>> start
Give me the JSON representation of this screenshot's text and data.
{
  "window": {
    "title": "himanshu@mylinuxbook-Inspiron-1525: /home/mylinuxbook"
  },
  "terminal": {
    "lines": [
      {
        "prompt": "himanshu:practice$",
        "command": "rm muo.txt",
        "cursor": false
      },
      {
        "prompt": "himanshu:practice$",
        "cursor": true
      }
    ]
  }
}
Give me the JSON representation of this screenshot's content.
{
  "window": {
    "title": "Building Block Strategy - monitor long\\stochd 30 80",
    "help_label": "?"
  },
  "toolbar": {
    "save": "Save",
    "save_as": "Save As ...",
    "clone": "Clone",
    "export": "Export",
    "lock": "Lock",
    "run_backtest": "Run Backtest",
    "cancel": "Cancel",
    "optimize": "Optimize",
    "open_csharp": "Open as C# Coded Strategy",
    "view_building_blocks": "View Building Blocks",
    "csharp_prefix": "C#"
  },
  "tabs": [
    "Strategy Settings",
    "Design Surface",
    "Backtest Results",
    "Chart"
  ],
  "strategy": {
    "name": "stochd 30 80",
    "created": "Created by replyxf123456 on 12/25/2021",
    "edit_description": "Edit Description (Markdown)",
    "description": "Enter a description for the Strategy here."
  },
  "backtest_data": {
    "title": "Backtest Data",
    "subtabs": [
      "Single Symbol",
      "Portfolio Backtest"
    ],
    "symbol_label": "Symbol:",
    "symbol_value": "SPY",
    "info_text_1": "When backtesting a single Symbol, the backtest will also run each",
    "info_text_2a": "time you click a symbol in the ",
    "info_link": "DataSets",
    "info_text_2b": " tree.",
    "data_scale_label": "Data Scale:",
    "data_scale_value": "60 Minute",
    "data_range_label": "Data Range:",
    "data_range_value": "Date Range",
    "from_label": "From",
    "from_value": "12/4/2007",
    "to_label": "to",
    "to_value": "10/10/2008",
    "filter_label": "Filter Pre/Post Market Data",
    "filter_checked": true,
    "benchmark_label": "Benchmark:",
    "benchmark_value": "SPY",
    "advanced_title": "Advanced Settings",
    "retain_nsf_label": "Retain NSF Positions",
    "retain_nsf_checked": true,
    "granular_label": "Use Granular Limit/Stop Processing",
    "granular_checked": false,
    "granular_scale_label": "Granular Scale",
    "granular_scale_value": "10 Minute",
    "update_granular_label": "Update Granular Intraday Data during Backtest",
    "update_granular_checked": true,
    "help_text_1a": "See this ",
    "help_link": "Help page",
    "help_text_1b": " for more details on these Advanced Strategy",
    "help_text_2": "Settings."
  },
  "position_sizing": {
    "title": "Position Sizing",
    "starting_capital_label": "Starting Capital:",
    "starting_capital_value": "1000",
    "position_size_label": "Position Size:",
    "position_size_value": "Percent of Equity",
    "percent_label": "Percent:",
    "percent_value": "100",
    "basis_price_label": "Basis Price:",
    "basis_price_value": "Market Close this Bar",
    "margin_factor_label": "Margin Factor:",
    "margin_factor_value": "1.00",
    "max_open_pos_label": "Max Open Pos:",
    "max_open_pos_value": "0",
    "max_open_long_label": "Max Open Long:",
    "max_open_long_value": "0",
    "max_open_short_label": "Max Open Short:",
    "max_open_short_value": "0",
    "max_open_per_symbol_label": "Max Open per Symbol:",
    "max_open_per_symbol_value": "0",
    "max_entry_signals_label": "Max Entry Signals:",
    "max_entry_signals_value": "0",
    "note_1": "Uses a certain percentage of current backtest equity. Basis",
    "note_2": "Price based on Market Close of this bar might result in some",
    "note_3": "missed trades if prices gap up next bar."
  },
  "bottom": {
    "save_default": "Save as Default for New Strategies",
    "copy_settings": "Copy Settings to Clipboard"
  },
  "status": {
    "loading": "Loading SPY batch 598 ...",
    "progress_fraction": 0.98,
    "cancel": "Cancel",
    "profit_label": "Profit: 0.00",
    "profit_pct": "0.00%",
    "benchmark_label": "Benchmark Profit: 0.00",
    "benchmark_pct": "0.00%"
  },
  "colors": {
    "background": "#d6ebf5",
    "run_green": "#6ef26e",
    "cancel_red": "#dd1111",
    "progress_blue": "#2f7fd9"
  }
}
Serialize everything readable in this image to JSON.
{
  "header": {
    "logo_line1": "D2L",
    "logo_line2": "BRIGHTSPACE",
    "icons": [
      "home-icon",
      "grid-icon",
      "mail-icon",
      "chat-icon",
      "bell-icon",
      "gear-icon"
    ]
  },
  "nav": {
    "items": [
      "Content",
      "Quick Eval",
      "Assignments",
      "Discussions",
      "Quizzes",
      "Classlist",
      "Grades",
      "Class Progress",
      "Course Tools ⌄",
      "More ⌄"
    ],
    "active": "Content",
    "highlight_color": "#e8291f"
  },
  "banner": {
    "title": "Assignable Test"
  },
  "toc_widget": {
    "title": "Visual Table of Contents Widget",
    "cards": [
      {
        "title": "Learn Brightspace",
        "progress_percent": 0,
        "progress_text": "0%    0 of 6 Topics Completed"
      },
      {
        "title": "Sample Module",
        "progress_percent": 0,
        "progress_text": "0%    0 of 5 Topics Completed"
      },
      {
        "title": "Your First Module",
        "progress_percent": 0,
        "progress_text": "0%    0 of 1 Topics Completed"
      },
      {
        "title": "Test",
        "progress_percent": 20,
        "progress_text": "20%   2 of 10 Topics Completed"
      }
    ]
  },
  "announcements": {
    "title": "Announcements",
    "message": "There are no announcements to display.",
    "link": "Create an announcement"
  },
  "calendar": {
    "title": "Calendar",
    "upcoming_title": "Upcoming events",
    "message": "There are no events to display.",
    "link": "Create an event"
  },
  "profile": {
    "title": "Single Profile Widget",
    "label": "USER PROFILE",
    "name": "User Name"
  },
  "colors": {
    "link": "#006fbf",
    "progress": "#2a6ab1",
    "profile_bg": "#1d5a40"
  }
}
>> end
(SHORT EXERCISE): Write out the whole listing again. Match it word for word.

(EXERCISE RESULT):
Give me the JSON representation of this screenshot's text and data.
{
  "window": {
    "title": "himanshu@mylinuxbook-Inspiron-1525: /home/mylinuxbook"
  },
  "terminal": {
    "lines": [
      {
        "prompt": "himanshu:practice$",
        "command": "rm muo.txt",
        "cursor": false
      },
      {
        "prompt": "himanshu:practice$",
        "cursor": true
      }
    ]
  }
}
Give me the JSON representation of this screenshot's content.
{
  "window": {
    "title": "Building Block Strategy - monitor long\\stochd 30 80",
    "help_label": "?"
  },
  "toolbar": {
    "save": "Save",
    "save_as": "Save As ...",
    "clone": "Clone",
    "export": "Export",
    "lock": "Lock",
    "run_backtest": "Run Backtest",
    "cancel": "Cancel",
    "optimize": "Optimize",
    "open_csharp": "Open as C# Coded Strategy",
    "view_building_blocks": "View Building Blocks",
    "csharp_prefix": "C#"
  },
  "tabs": [
    "Strategy Settings",
    "Design Surface",
    "Backtest Results",
    "Chart"
  ],
  "strategy": {
    "name": "stochd 30 80",
    "created": "Created by replyxf123456 on 12/25/2021",
    "edit_description": "Edit Description (Markdown)",
    "description": "Enter a description for the Strategy here."
  },
  "backtest_data": {
    "title": "Backtest Data",
    "subtabs": [
      "Single Symbol",
      "Portfolio Backtest"
    ],
    "symbol_label": "Symbol:",
    "symbol_value": "SPY",
    "info_text_1": "When backtesting a single Symbol, the backtest will also run each",
    "info_text_2a": "time you click a symbol in the ",
    "info_link": "DataSets",
    "info_text_2b": " tree.",
    "data_scale_label": "Data Scale:",
    "data_scale_value": "60 Minute",
    "data_range_label": "Data Range:",
    "data_range_value": "Date Range",
    "from_label": "From",
    "from_value": "12/4/2007",
    "to_label": "to",
    "to_value": "10/10/2008",
    "filter_label": "Filter Pre/Post Market Data",
    "filter_checked": true,
    "benchmark_label": "Benchmark:",
    "benchmark_value": "SPY",
    "advanced_title": "Advanced Settings",
    "retain_nsf_label": "Retain NSF Positions",
    "retain_nsf_checked": true,
    "granular_label": "Use Granular Limit/Stop Processing",
    "granular_checked": false,
    "granular_scale_label": "Granular Scale",
    "granular_scale_value": "10 Minute",
    "update_granular_label": "Update Granular Intraday Data during Backtest",
    "update_granular_checked": true,
    "help_text_1a": "See this ",
    "help_link": "Help page",
    "help_text_1b": " for more details on these Advanced Strategy",
    "help_text_2": "Settings."
  },
  "position_sizing": {
    "title": "Position Sizing",
    "starting_capital_label": "Starting Capital:",
    "starting_capital_value": "1000",
    "position_size_label": "Position Size:",
    "position_size_value": "Percent of Equity",
    "percent_label": "Percent:",
    "percent_value": "100",
    "basis_price_label": "Basis Price:",
    "basis_price_value": "Market Close this Bar",
    "margin_factor_label": "Margin Factor:",
    "margin_factor_value": "1.00",
    "max_open_pos_label": "Max Open Pos:",
    "max_open_pos_value": "0",
    "max_open_long_label": "Max Open Long:",
    "max_open_long_value": "0",
    "max_open_short_label": "Max Open Short:",
    "max_open_short_value": "0",
    "max_open_per_symbol_label": "Max Open per Symbol:",
    "max_open_per_symbol_value": "0",
    "max_entry_signals_label": "Max Entry Signals:",
    "max_entry_signals_value": "0",
    "note_1": "Uses a certain percentage of current backtest equity. Basis",
    "note_2": "Price based on Market Close of this bar might result in some",
    "note_3": "missed trades if prices gap up next bar."
  },
  "bottom": {
    "save_default": "Save as Default for New Strategies",
    "copy_settings": "Copy Settings to Clipboard"
  },
  "status": {
    "loading": "Loading SPY batch 598 ...",
    "progress_fraction": 0.98,
    "cancel": "Cancel",
    "profit_label": "Profit: 0.00",
    "profit_pct": "0.00%",
    "benchmark_label": "Benchmark Profit: 0.00",
    "benchmark_pct": "0.00%"
  },
  "colors": {
    "background": "#d6ebf5",
    "run_green": "#6ef26e",
    "cancel_red": "#dd1111",
    "progress_blue": "#2f7fd9"
  }
}
Serialize everything readable in this image to JSON.
{
  "header": {
    "logo_line1": "D2L",
    "logo_line2": "BRIGHTSPACE",
    "icons": [
      "home-icon",
      "grid-icon",
      "mail-icon",
      "chat-icon",
      "bell-icon",
      "gear-icon"
    ]
  },
  "nav": {
    "items": [
      "Content",
      "Quick Eval",
      "Assignments",
      "Discussions",
      "Quizzes",
      "Classlist",
      "Grades",
      "Class Progress",
      "Course Tools ⌄",
      "More ⌄"
    ],
    "active": "Content",
    "highlight_color": "#e8291f"
  },
  "banner": {
    "title": "Assignable Test"
  },
  "toc_widget": {
    "title": "Visual Table of Contents Widget",
    "cards": [
      {
        "title": "Learn Brightspace",
        "progress_percent": 0,
        "progress_text": "0%    0 of 6 Topics Completed"
      },
      {
        "title": "Sample Module",
        "progress_percent": 0,
        "progress_text": "0%    0 of 5 Topics Completed"
      },
      {
        "title": "Your First Module",
        "progress_percent": 0,
        "progress_text": "0%    0 of 1 Topics Completed"
      },
      {
        "title": "Test",
        "progress_percent": 20,
        "progress_text": "20%   2 of 10 Topics Completed"
      }
    ]
  },
  "announcements": {
    "title": "Announcements",
    "message": "There are no announcements to display.",
    "link": "Create an announcement"
  },
  "calendar": {
    "title": "Calendar",
    "upcoming_title": "Upcoming events",
    "message": "There are no events to display.",
    "link": "Create an event"
  },
  "profile": {
    "title": "Single Profile Widget",
    "label": "USER PROFILE",
    "name": "User Name"
  },
  "colors": {
    "link": "#006fbf",
    "progress": "#2a6ab1",
    "profile_bg": "#1d5a40"
  }
}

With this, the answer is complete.